# EXERCISE INSTRUCTIONS
Go through the listing beneath this task and return every line that carries the string "JSON".

# SUPPLIED ENTRIES
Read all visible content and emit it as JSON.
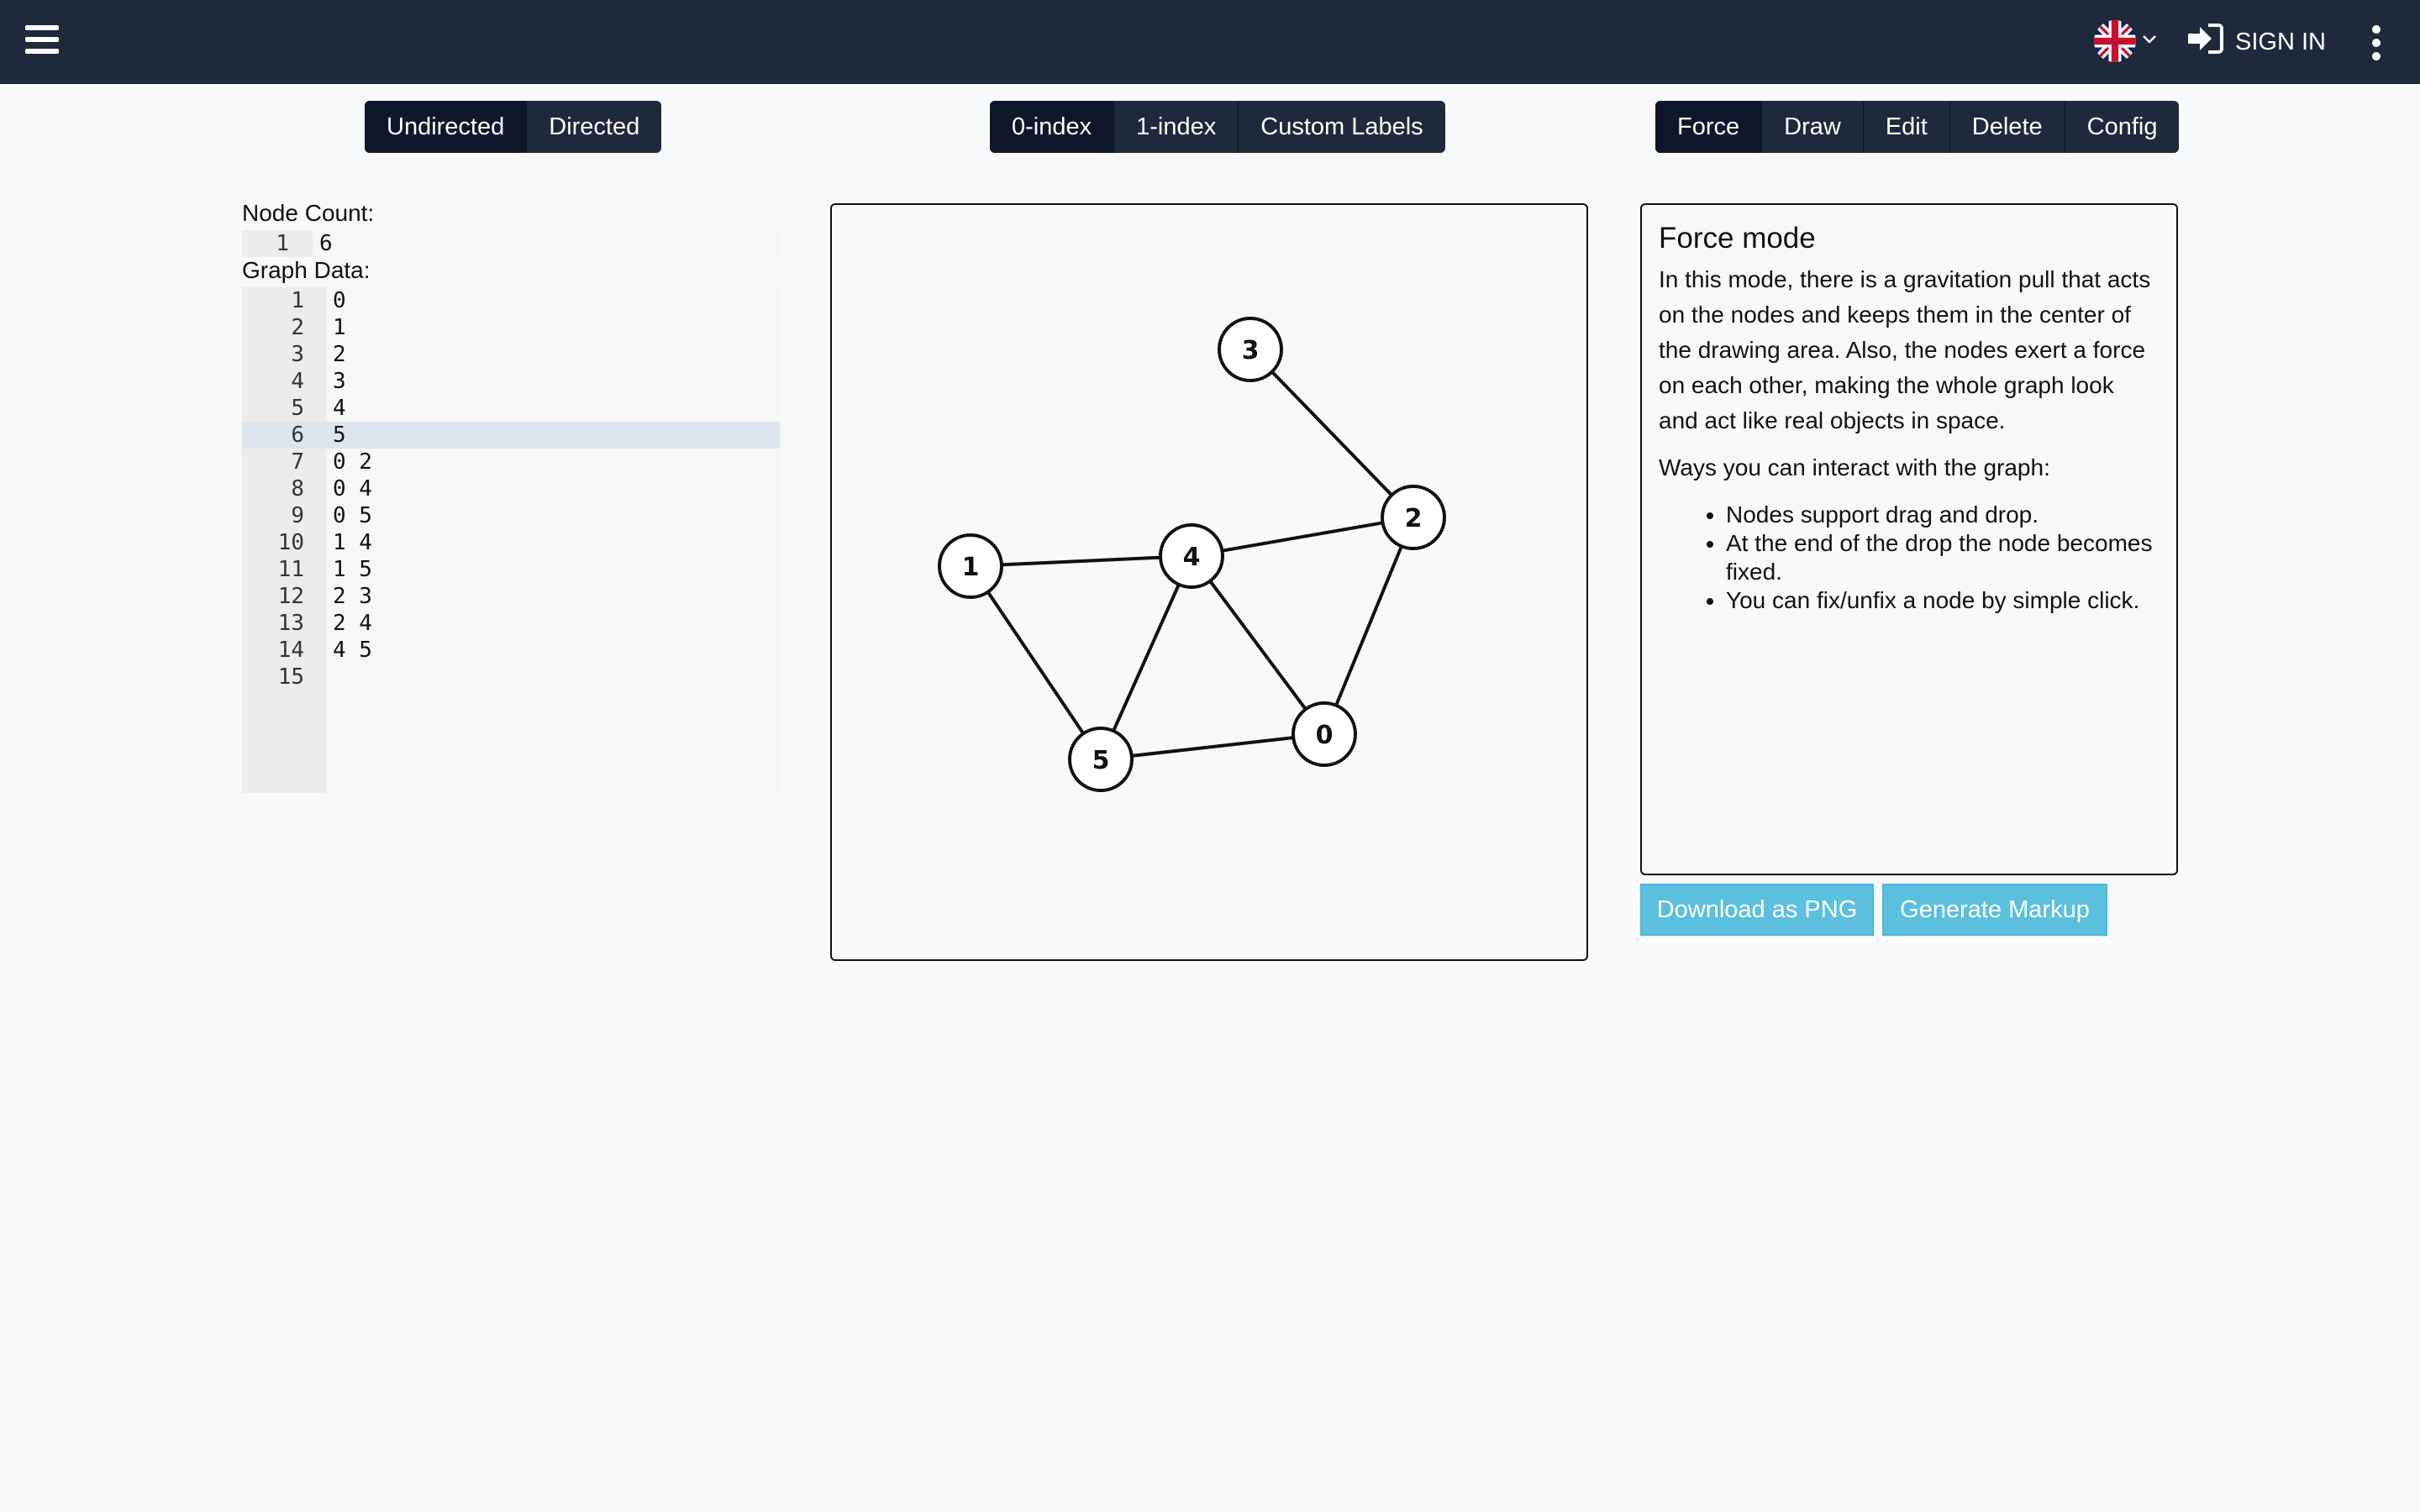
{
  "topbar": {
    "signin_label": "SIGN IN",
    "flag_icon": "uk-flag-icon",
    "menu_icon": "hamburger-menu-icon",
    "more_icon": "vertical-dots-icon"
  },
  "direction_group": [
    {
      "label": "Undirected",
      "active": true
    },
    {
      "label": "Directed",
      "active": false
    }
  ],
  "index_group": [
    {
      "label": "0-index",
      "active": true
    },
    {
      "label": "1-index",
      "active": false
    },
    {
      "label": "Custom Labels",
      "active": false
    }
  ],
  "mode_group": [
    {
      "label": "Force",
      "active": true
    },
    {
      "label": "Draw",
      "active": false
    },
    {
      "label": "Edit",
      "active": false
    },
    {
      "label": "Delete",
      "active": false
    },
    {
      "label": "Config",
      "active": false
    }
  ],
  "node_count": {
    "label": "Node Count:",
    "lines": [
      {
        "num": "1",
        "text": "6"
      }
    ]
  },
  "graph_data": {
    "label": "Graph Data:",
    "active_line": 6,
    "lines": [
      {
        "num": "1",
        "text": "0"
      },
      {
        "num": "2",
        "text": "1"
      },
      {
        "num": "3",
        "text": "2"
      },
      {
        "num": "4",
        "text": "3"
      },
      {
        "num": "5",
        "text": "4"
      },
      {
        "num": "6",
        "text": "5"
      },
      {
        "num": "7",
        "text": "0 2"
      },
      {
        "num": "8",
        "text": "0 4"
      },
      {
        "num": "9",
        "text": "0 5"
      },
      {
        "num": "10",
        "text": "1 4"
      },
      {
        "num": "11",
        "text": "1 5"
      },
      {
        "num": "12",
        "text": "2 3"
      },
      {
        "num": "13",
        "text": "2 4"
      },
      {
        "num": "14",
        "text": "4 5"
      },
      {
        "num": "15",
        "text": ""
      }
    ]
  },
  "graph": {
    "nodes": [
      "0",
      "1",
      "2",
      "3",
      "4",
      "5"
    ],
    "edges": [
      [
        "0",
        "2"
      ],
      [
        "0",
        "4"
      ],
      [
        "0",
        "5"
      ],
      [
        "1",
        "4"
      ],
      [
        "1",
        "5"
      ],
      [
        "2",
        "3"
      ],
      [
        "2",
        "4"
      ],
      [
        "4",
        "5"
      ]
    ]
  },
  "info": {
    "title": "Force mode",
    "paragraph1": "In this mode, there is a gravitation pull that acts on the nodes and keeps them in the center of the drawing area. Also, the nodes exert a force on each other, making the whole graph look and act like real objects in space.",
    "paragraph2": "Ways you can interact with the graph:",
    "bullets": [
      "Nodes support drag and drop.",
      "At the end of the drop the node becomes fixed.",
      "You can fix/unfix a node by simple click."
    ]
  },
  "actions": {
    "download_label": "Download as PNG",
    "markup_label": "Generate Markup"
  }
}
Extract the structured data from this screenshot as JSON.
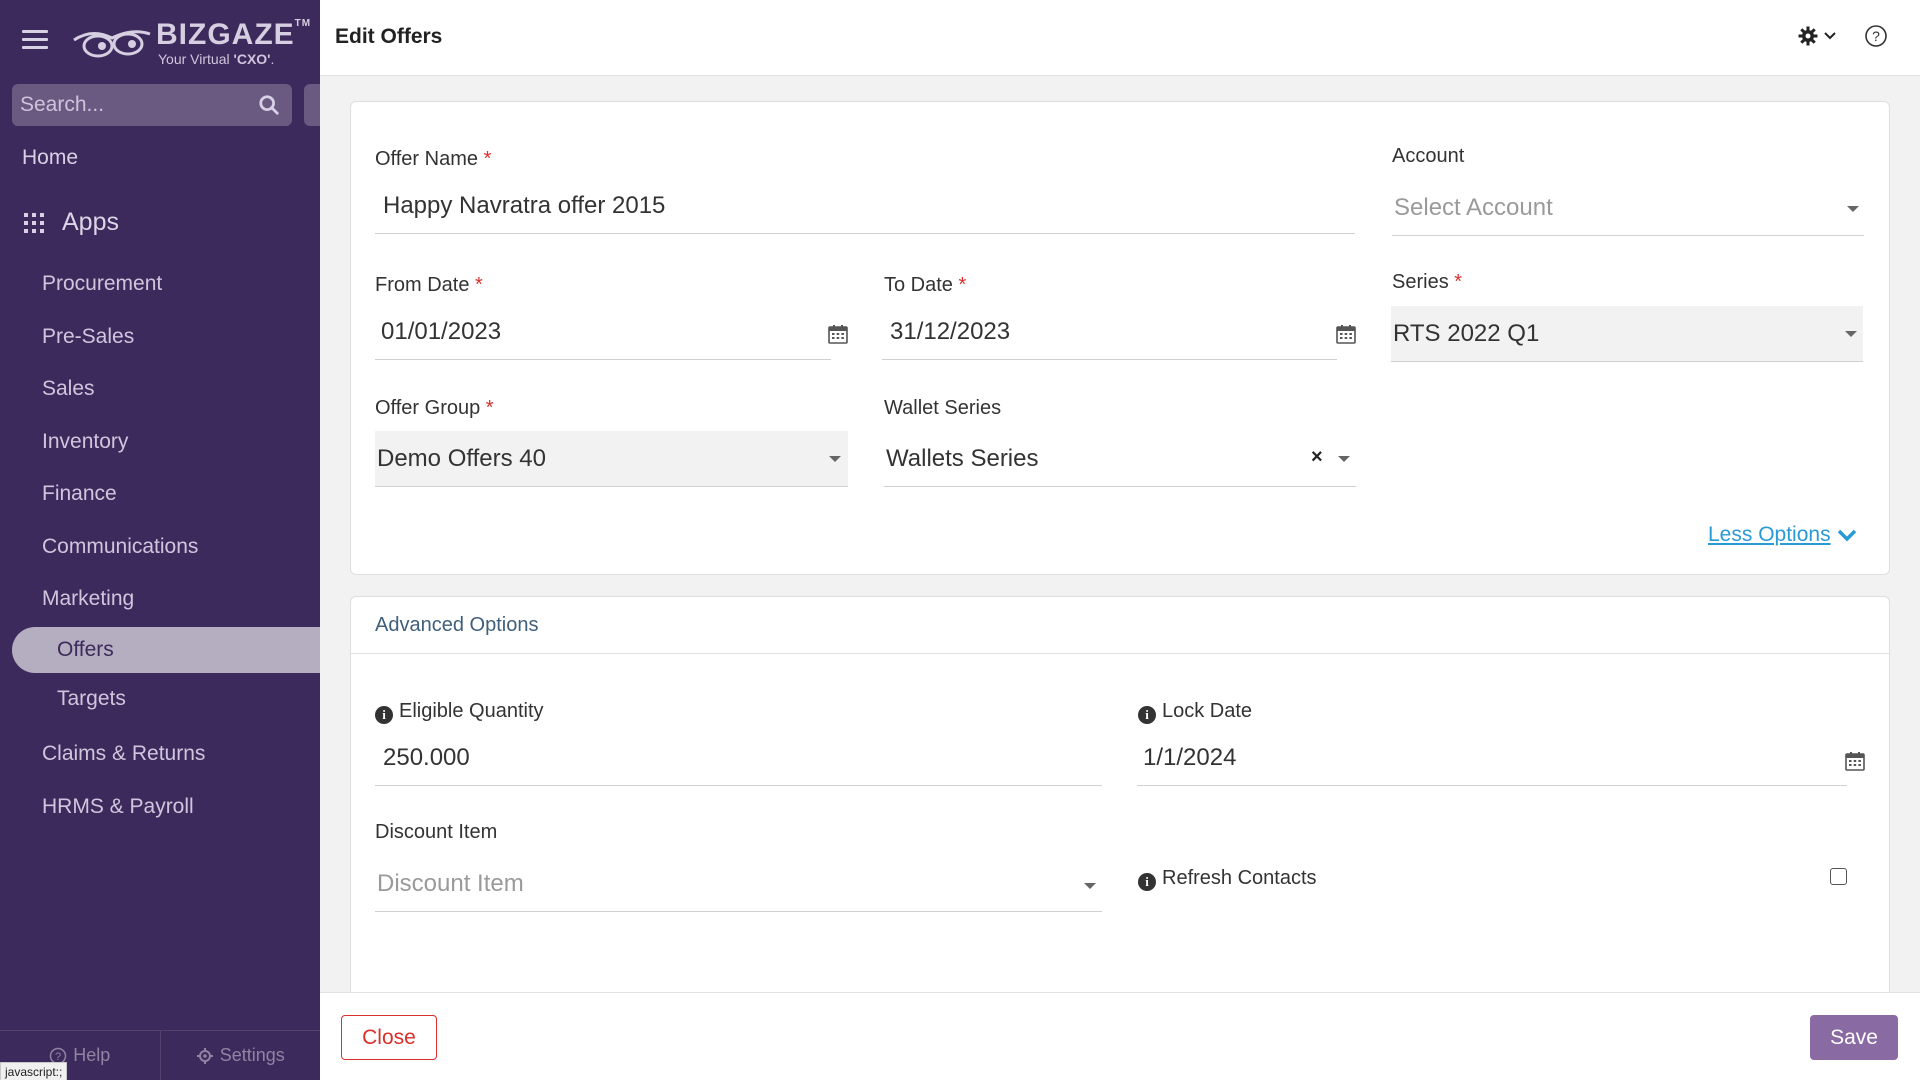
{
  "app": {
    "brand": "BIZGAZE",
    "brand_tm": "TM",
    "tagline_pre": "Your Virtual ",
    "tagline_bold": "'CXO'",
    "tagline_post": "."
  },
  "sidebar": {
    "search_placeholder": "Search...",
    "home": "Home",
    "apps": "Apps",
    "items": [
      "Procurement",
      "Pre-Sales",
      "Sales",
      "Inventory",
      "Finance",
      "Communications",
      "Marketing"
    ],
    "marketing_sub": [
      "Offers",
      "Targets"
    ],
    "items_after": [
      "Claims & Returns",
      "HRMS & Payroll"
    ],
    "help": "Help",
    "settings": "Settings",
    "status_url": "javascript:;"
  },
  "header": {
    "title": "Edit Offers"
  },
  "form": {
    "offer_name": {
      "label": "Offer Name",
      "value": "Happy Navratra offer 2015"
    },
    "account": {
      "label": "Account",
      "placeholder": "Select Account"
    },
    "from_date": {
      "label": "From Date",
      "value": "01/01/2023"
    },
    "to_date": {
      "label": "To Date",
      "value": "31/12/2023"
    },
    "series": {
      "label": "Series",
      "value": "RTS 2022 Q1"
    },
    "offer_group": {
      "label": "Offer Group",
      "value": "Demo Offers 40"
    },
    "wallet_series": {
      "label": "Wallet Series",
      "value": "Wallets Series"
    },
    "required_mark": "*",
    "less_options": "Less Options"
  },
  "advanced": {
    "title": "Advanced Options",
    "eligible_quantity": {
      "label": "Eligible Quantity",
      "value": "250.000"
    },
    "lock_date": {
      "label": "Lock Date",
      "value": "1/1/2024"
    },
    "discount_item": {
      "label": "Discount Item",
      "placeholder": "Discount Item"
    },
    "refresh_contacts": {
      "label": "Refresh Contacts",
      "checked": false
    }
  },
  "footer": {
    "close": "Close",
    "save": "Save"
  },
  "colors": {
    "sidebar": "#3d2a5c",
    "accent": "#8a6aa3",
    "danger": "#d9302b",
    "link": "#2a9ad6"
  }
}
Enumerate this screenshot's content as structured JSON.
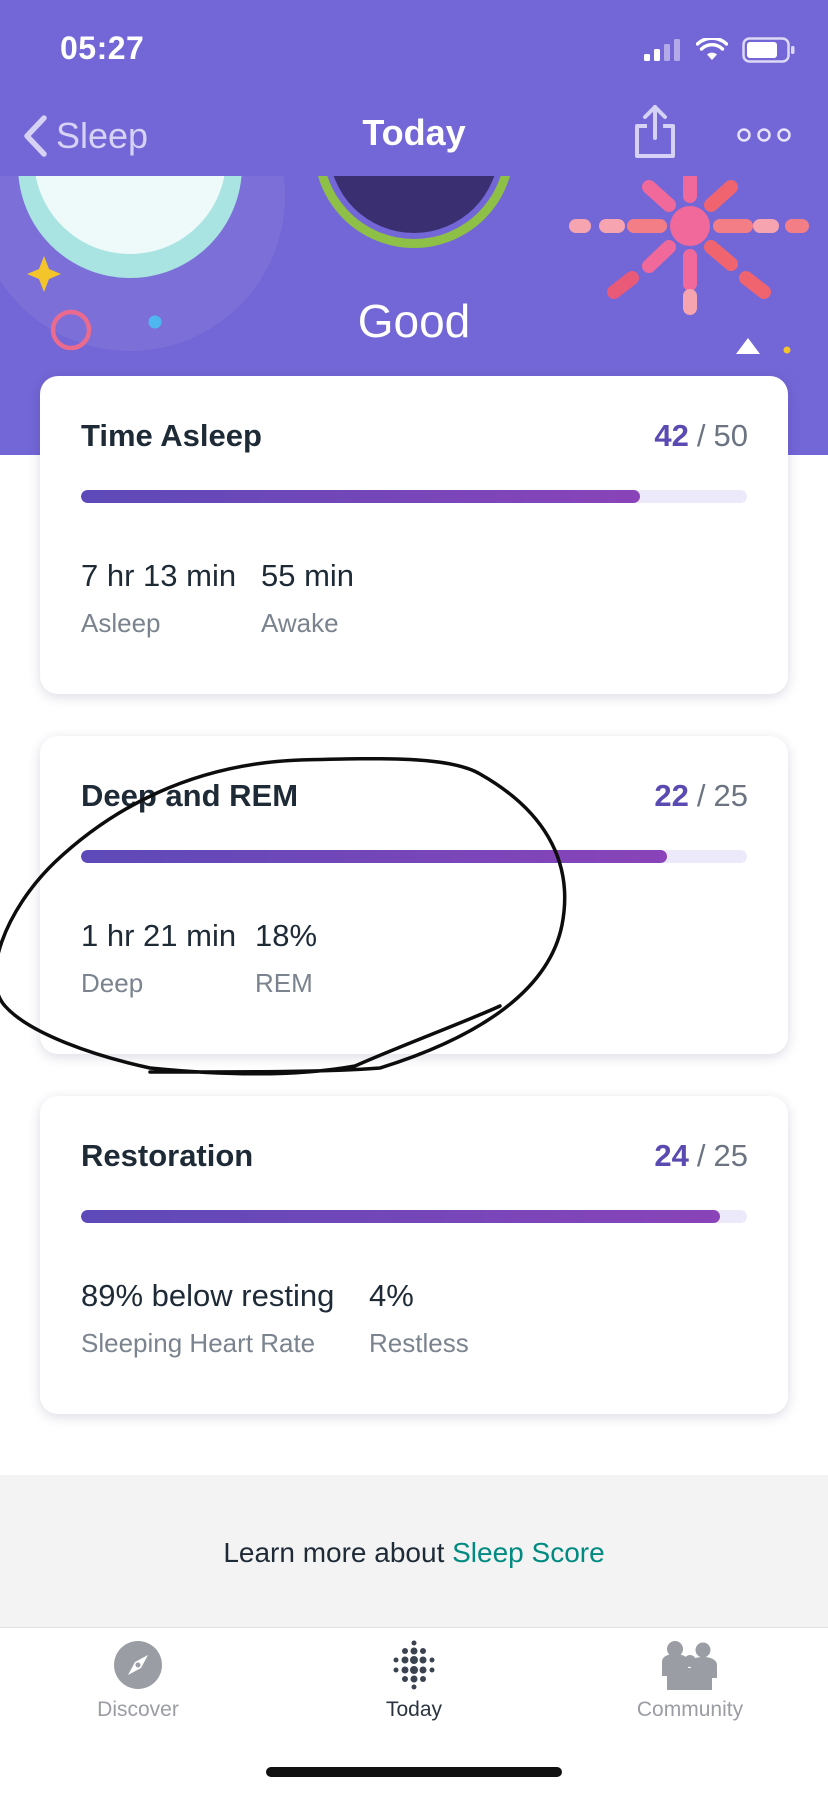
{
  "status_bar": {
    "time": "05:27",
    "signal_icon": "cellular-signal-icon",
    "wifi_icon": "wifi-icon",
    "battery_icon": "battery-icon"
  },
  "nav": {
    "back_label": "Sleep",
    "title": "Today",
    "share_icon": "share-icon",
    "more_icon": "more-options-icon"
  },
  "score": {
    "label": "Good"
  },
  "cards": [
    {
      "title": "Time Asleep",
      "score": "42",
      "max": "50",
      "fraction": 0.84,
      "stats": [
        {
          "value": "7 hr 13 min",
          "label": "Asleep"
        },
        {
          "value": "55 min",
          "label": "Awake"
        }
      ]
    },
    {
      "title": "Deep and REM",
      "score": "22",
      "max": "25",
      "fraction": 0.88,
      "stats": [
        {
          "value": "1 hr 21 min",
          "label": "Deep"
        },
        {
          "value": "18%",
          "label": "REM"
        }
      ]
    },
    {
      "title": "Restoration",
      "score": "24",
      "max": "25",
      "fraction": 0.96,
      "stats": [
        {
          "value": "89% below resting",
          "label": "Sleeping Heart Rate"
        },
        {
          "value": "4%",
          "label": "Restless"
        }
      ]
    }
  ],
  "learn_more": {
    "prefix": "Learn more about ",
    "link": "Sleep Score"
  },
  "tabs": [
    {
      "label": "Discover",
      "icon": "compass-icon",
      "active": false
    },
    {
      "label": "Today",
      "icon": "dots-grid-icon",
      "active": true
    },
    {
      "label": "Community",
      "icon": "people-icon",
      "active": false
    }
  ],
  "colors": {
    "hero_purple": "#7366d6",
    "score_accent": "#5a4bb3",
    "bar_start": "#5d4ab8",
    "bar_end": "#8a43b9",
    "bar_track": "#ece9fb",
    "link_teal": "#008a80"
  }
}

# EXERCISE ANSWER
Read all visible content and emit it as JSON.
Extract the structured data from this screenshot as JSON.
Enumerate this screenshot's content as structured JSON.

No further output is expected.